### RECORD EXTRACTS
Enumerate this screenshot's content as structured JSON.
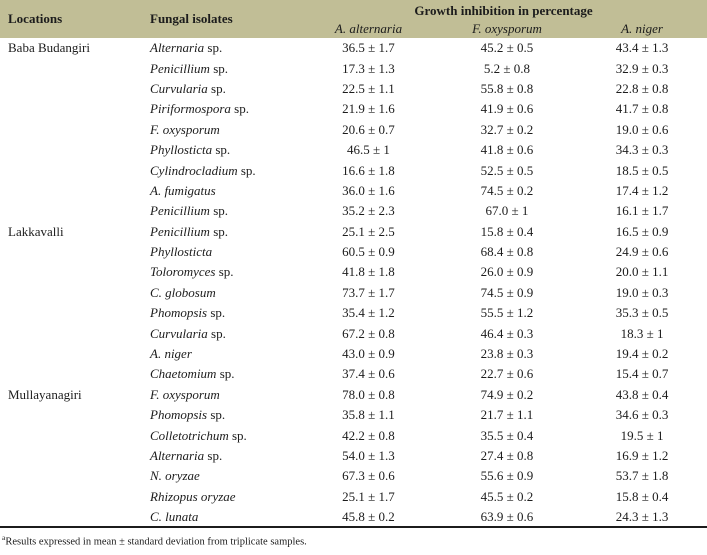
{
  "colors": {
    "header_bg": "#c1be96",
    "rule": "#1c1c1c",
    "text": "#1c1c1c"
  },
  "table": {
    "header": {
      "locations": "Locations",
      "fungal_isolates": "Fungal isolates",
      "group_header": "Growth inhibition in percentage",
      "sub_headers": [
        "A. alternaria",
        "F. oxysporum",
        "A. niger"
      ]
    },
    "rows": [
      {
        "location": "Baba Budangiri",
        "genus": "Alternaria",
        "suffix": "sp.",
        "values": [
          "36.5 ± 1.7",
          "45.2 ± 0.5",
          "43.4 ± 1.3"
        ]
      },
      {
        "location": "",
        "genus": "Penicillium",
        "suffix": "sp.",
        "values": [
          "17.3 ± 1.3",
          "5.2 ± 0.8",
          "32.9 ± 0.3"
        ]
      },
      {
        "location": "",
        "genus": "Curvularia",
        "suffix": "sp.",
        "values": [
          "22.5 ± 1.1",
          "55.8 ± 0.8",
          "22.8 ± 0.8"
        ]
      },
      {
        "location": "",
        "genus": "Piriformospora",
        "suffix": "sp.",
        "values": [
          "21.9 ± 1.6",
          "41.9 ± 0.6",
          "41.7 ± 0.8"
        ]
      },
      {
        "location": "",
        "genus": "F. oxysporum",
        "suffix": "",
        "values": [
          "20.6 ± 0.7",
          "32.7 ± 0.2",
          "19.0 ± 0.6"
        ]
      },
      {
        "location": "",
        "genus": "Phyllosticta",
        "suffix": "sp.",
        "values": [
          "46.5 ± 1",
          "41.8 ± 0.6",
          "34.3 ± 0.3"
        ]
      },
      {
        "location": "",
        "genus": "Cylindrocladium",
        "suffix": "sp.",
        "values": [
          "16.6 ± 1.8",
          "52.5 ± 0.5",
          "18.5 ± 0.5"
        ]
      },
      {
        "location": "",
        "genus": "A. fumigatus",
        "suffix": "",
        "values": [
          "36.0 ± 1.6",
          "74.5 ± 0.2",
          "17.4 ± 1.2"
        ]
      },
      {
        "location": "",
        "genus": "Penicillium",
        "suffix": "sp.",
        "values": [
          "35.2 ± 2.3",
          "67.0 ± 1",
          "16.1 ± 1.7"
        ]
      },
      {
        "location": "Lakkavalli",
        "genus": "Penicillium",
        "suffix": "sp.",
        "values": [
          "25.1 ± 2.5",
          "15.8 ± 0.4",
          "16.5 ± 0.9"
        ]
      },
      {
        "location": "",
        "genus": "Phyllosticta",
        "suffix": "",
        "values": [
          "60.5 ± 0.9",
          "68.4 ± 0.8",
          "24.9 ± 0.6"
        ]
      },
      {
        "location": "",
        "genus": "Toloromyces",
        "suffix": "sp.",
        "values": [
          "41.8 ± 1.8",
          "26.0 ± 0.9",
          "20.0 ± 1.1"
        ]
      },
      {
        "location": "",
        "genus": "C. globosum",
        "suffix": "",
        "values": [
          "73.7 ± 1.7",
          "74.5 ± 0.9",
          "19.0 ± 0.3"
        ]
      },
      {
        "location": "",
        "genus": "Phomopsis",
        "suffix": "sp.",
        "values": [
          "35.4 ± 1.2",
          "55.5 ± 1.2",
          "35.3 ± 0.5"
        ]
      },
      {
        "location": "",
        "genus": "Curvularia",
        "suffix": "sp.",
        "values": [
          "67.2 ± 0.8",
          "46.4 ± 0.3",
          "18.3 ± 1"
        ]
      },
      {
        "location": "",
        "genus": "A. niger",
        "suffix": "",
        "values": [
          "43.0 ± 0.9",
          "23.8 ± 0.3",
          "19.4 ± 0.2"
        ]
      },
      {
        "location": "",
        "genus": "Chaetomium",
        "suffix": "sp.",
        "values": [
          "37.4 ± 0.6",
          "22.7 ± 0.6",
          "15.4 ± 0.7"
        ]
      },
      {
        "location": "Mullayanagiri",
        "genus": "F. oxysporum",
        "suffix": "",
        "values": [
          "78.0 ± 0.8",
          "74.9 ± 0.2",
          "43.8 ± 0.4"
        ]
      },
      {
        "location": "",
        "genus": "Phomopsis",
        "suffix": "sp.",
        "values": [
          "35.8 ± 1.1",
          "21.7 ± 1.1",
          "34.6 ± 0.3"
        ]
      },
      {
        "location": "",
        "genus": "Colletotrichum",
        "suffix": "sp.",
        "values": [
          "42.2 ± 0.8",
          "35.5 ± 0.4",
          "19.5 ± 1"
        ]
      },
      {
        "location": "",
        "genus": "Alternaria",
        "suffix": "sp.",
        "values": [
          "54.0 ± 1.3",
          "27.4 ± 0.8",
          "16.9 ± 1.2"
        ]
      },
      {
        "location": "",
        "genus": "N. oryzae",
        "suffix": "",
        "values": [
          "67.3 ± 0.6",
          "55.6 ± 0.9",
          "53.7 ± 1.8"
        ]
      },
      {
        "location": "",
        "genus": "Rhizopus oryzae",
        "suffix": "",
        "values": [
          "25.1 ± 1.7",
          "45.5 ± 0.2",
          "15.8 ± 0.4"
        ]
      },
      {
        "location": "",
        "genus": "C. lunata",
        "suffix": "",
        "values": [
          "45.8 ± 0.2",
          "63.9 ± 0.6",
          "24.3 ± 1.3"
        ]
      }
    ],
    "footnote_super": "a",
    "footnote": "Results expressed in mean ± standard deviation from triplicate samples."
  }
}
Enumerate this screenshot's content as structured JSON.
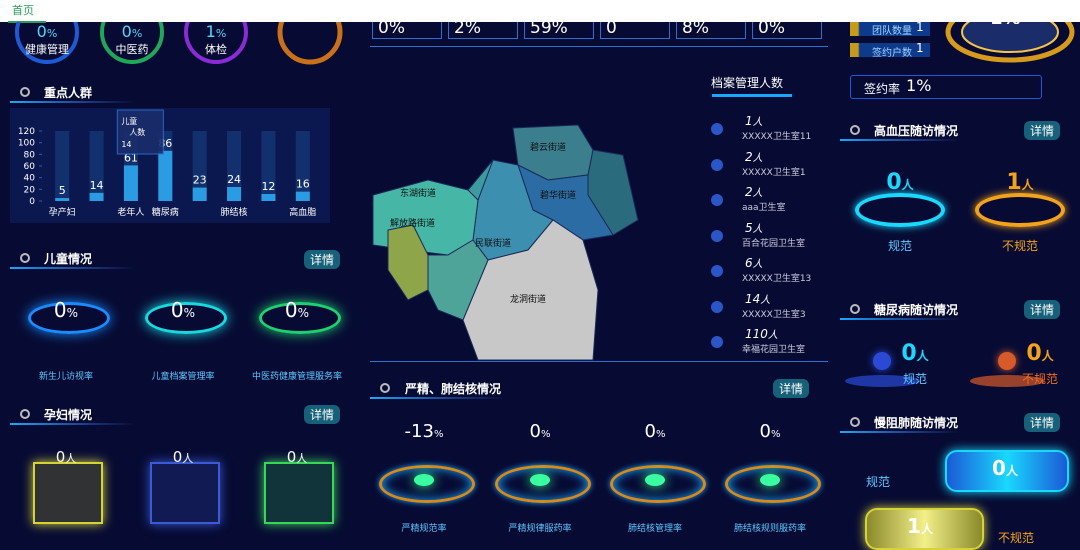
{
  "nav": {
    "tab": "首页"
  },
  "top_gauges": [
    {
      "value": 0,
      "unit": "%",
      "label": "健康管理"
    },
    {
      "value": 0,
      "unit": "%",
      "label": "中医药"
    },
    {
      "value": 1,
      "unit": "%",
      "label": "体检"
    }
  ],
  "top_stats": [
    {
      "value": 0,
      "unit": "%"
    },
    {
      "value": 2,
      "unit": "%"
    },
    {
      "value": 59,
      "unit": "%"
    },
    {
      "value": 0
    },
    {
      "value": 8,
      "unit": "%"
    },
    {
      "value": 0,
      "unit": "%"
    }
  ],
  "sign": {
    "team_label": "团队数量",
    "team_value": 1,
    "household_label": "签约户数",
    "household_value": 1,
    "rate_label": "签约率",
    "rate_value": 1,
    "rate_unit": "%",
    "big_value": 1,
    "big_unit": "%"
  },
  "key_population": {
    "title": "重点人群",
    "tooltip": {
      "name": "儿童",
      "label": "人数",
      "value": 14
    }
  },
  "chart_data": {
    "type": "bar",
    "categories": [
      "孕产妇",
      null,
      "老年人",
      "糖尿病",
      null,
      "肺结核",
      null,
      "高血脂"
    ],
    "values": [
      5,
      14,
      61,
      86,
      23,
      24,
      12,
      16
    ],
    "color": "#2ea8f0",
    "ylim": [
      0,
      120
    ],
    "yticks": [
      0,
      20,
      40,
      60,
      80,
      100,
      120
    ]
  },
  "children": {
    "title": "儿童情况",
    "button": "详情",
    "items": [
      {
        "value": 0,
        "unit": "%",
        "label": "新生儿访视率"
      },
      {
        "value": 0,
        "unit": "%",
        "label": "儿童档案管理率"
      },
      {
        "value": 0,
        "unit": "%",
        "label": "中医药健康管理服务率"
      }
    ]
  },
  "pregnant": {
    "title": "孕妇情况",
    "button": "详情",
    "items": [
      {
        "value": 0,
        "unit": "人"
      },
      {
        "value": 0,
        "unit": "人"
      },
      {
        "value": 0,
        "unit": "人"
      }
    ]
  },
  "map": {
    "districts": [
      "碧云街道",
      "碧华街道",
      "龙洞街道",
      "民联街道",
      "东湖街道",
      "解放路街道"
    ]
  },
  "archives": {
    "title": "档案管理人数",
    "items": [
      {
        "count": 1,
        "unit": "人",
        "name": "XXXXX卫生室11"
      },
      {
        "count": 2,
        "unit": "人",
        "name": "XXXXX卫生室1"
      },
      {
        "count": 2,
        "unit": "人",
        "name": "aaa卫生室"
      },
      {
        "count": 5,
        "unit": "人",
        "name": "百合花园卫生室"
      },
      {
        "count": 6,
        "unit": "人",
        "name": "XXXXX卫生室13"
      },
      {
        "count": 14,
        "unit": "人",
        "name": "XXXXX卫生室3"
      },
      {
        "count": 110,
        "unit": "人",
        "name": "幸福花园卫生室"
      }
    ]
  },
  "mental": {
    "title": "严精、肺结核情况",
    "button": "详情",
    "items": [
      {
        "value": -13,
        "unit": "%",
        "label": "严精规范率"
      },
      {
        "value": 0,
        "unit": "%",
        "label": "严精规律服药率"
      },
      {
        "value": 0,
        "unit": "%",
        "label": "肺结核管理率"
      },
      {
        "value": 0,
        "unit": "%",
        "label": "肺结核规则服药率"
      }
    ]
  },
  "hypertension": {
    "title": "高血压随访情况",
    "button": "详情",
    "normal": {
      "value": 0,
      "unit": "人",
      "label": "规范"
    },
    "abnormal": {
      "value": 1,
      "unit": "人",
      "label": "不规范"
    }
  },
  "diabetes": {
    "title": "糖尿病随访情况",
    "button": "详情",
    "normal": {
      "value": 0,
      "unit": "人",
      "label": "规范"
    },
    "abnormal": {
      "value": 0,
      "unit": "人",
      "label": "不规范"
    }
  },
  "copd": {
    "title": "慢阻肺随访情况",
    "button": "详情",
    "normal": {
      "value": 0,
      "unit": "人",
      "label": "规范"
    },
    "abnormal": {
      "value": 1,
      "unit": "人",
      "label": "不规范"
    }
  }
}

### WHAT THE TASK ASKS
Say how many lines include the word "name"; reply with the number alone.

### EXERCISE ANSWER
8